#### WHAT NEEDS TO BE DONE
Locate each line holding the string "arbetslöshet" and copy it.

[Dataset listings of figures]

════════

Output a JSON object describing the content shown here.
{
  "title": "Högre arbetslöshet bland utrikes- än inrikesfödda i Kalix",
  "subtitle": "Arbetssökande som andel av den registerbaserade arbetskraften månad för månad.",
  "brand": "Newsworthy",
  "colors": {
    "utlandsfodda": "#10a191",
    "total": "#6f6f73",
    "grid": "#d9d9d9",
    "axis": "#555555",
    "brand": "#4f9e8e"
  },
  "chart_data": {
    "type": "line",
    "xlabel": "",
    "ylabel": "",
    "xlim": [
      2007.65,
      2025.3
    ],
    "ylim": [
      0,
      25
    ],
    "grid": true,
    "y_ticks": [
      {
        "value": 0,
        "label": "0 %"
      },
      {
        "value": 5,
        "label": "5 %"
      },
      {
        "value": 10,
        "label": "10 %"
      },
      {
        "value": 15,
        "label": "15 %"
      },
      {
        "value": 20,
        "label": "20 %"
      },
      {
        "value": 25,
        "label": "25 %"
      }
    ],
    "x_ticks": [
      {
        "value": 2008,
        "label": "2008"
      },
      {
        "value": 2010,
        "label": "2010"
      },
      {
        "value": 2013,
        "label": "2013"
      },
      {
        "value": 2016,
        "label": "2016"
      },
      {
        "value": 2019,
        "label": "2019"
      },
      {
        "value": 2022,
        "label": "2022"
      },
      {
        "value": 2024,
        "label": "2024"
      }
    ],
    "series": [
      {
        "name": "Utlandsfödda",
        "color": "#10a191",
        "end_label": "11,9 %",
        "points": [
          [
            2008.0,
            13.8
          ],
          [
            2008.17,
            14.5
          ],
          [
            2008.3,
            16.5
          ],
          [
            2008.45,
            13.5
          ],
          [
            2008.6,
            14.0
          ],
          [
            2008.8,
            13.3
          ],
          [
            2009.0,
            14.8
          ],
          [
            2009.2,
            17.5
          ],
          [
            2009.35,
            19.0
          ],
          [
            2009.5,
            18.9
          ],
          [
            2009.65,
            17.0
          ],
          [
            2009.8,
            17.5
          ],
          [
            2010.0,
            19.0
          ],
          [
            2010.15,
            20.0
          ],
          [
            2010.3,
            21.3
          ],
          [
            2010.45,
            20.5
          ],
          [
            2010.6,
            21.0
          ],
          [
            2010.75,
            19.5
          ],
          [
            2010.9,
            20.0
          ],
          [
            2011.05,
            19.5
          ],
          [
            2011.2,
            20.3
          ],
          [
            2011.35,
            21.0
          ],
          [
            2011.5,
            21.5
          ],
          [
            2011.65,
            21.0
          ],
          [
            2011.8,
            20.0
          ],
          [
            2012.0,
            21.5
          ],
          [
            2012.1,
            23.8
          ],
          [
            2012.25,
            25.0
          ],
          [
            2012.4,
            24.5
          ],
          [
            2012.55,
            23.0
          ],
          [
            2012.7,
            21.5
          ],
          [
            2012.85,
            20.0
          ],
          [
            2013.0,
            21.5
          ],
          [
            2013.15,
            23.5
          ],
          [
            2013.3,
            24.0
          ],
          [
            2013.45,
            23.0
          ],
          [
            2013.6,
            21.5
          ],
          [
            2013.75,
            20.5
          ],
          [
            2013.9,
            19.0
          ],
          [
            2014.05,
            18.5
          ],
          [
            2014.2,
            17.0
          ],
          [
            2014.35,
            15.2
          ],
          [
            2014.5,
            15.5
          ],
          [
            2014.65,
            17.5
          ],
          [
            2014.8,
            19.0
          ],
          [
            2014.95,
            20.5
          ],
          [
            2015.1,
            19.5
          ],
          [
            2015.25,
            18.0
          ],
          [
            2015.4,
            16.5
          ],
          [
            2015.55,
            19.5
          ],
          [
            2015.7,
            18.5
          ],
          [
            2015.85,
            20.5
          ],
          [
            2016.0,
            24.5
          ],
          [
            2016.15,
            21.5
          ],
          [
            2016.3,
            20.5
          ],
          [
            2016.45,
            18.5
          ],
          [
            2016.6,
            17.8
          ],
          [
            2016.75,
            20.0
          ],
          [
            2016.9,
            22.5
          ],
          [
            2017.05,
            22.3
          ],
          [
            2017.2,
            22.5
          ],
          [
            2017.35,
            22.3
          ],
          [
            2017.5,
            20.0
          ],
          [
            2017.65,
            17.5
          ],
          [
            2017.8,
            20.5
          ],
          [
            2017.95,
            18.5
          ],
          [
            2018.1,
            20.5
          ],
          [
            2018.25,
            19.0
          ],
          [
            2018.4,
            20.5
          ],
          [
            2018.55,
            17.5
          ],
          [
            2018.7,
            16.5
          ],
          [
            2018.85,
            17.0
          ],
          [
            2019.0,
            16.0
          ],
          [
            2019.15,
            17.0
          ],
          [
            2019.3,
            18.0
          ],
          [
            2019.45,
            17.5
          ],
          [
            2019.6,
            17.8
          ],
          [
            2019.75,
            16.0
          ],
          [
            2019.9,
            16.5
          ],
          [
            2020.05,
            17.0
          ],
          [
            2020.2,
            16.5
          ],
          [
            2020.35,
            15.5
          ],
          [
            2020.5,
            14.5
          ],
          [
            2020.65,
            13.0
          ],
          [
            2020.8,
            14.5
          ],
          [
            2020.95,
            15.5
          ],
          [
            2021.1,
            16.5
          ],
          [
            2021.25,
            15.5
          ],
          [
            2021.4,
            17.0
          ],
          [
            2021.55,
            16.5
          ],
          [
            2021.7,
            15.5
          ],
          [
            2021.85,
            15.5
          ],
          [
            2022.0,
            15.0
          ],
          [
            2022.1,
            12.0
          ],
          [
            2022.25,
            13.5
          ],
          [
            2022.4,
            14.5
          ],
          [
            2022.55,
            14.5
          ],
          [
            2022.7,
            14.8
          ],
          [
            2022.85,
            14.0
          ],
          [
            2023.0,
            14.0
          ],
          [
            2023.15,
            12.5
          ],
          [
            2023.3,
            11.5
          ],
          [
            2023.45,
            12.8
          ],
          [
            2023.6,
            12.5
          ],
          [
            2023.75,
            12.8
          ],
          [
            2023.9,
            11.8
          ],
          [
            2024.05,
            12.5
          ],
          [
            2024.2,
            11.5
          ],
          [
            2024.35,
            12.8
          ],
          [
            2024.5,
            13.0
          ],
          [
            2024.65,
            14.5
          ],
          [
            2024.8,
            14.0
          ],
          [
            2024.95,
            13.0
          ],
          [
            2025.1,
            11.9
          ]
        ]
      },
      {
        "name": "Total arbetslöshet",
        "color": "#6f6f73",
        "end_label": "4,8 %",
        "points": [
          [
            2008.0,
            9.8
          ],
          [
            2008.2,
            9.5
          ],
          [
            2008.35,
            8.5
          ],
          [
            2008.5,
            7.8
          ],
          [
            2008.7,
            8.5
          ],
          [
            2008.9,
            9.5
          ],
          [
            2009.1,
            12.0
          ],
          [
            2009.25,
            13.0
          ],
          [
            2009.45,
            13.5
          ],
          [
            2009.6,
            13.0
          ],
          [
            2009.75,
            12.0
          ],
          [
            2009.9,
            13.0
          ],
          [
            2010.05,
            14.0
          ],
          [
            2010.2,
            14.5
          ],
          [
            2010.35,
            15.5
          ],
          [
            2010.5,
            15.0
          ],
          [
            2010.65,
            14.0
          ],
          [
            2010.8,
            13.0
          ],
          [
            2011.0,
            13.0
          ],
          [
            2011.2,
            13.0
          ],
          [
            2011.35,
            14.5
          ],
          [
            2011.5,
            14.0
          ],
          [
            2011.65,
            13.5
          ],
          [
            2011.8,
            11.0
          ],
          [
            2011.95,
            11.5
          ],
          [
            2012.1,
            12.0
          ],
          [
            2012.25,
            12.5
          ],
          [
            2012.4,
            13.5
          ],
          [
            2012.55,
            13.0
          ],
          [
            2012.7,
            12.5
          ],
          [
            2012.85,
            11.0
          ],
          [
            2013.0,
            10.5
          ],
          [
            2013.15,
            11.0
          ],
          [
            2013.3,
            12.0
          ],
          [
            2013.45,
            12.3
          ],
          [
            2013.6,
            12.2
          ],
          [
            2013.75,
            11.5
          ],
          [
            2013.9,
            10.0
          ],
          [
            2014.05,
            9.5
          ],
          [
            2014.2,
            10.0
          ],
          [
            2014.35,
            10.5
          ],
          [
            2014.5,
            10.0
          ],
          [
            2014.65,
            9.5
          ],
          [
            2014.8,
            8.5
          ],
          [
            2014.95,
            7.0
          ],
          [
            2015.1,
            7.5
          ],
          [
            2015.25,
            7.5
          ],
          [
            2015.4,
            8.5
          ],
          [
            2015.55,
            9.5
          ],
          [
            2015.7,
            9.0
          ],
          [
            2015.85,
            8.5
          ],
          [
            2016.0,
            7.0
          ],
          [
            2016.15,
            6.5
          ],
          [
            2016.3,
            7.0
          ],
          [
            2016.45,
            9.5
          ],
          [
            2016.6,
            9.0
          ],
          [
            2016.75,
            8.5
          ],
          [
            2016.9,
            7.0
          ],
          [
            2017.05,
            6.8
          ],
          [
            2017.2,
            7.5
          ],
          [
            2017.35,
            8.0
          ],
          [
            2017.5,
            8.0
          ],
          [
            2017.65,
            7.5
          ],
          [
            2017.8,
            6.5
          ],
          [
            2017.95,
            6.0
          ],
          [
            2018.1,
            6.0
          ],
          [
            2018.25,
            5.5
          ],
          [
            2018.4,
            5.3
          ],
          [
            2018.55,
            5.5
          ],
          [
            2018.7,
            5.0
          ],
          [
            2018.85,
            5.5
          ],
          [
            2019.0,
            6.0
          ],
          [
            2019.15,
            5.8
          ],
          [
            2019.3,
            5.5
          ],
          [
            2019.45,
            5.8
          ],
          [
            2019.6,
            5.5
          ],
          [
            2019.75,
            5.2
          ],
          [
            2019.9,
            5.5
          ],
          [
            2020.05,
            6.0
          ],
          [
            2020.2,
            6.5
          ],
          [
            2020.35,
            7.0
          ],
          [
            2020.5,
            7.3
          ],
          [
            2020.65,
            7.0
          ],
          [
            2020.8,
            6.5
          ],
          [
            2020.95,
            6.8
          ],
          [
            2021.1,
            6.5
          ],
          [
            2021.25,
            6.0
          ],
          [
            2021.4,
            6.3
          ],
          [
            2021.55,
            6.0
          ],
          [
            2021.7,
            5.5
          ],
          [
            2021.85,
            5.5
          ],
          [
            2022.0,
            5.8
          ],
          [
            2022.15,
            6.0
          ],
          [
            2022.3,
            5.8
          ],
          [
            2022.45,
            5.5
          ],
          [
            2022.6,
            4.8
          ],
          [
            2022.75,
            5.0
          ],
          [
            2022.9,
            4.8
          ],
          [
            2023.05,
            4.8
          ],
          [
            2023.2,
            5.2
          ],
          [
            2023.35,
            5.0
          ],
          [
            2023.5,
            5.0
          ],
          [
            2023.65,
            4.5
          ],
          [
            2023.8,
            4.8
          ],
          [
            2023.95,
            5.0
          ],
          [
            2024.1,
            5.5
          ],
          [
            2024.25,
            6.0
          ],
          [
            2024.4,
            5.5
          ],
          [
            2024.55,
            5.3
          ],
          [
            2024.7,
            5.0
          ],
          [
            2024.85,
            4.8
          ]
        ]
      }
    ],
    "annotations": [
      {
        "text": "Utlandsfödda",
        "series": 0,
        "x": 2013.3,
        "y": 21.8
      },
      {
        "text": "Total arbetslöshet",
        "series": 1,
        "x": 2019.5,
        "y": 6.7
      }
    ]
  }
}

════════

#### SOLUTION
  "title": "Högre arbetslöshet bland utrikes- än inrikesfödda i Kalix",
        "name": "Total arbetslöshet",
        "text": "Total arbetslöshet",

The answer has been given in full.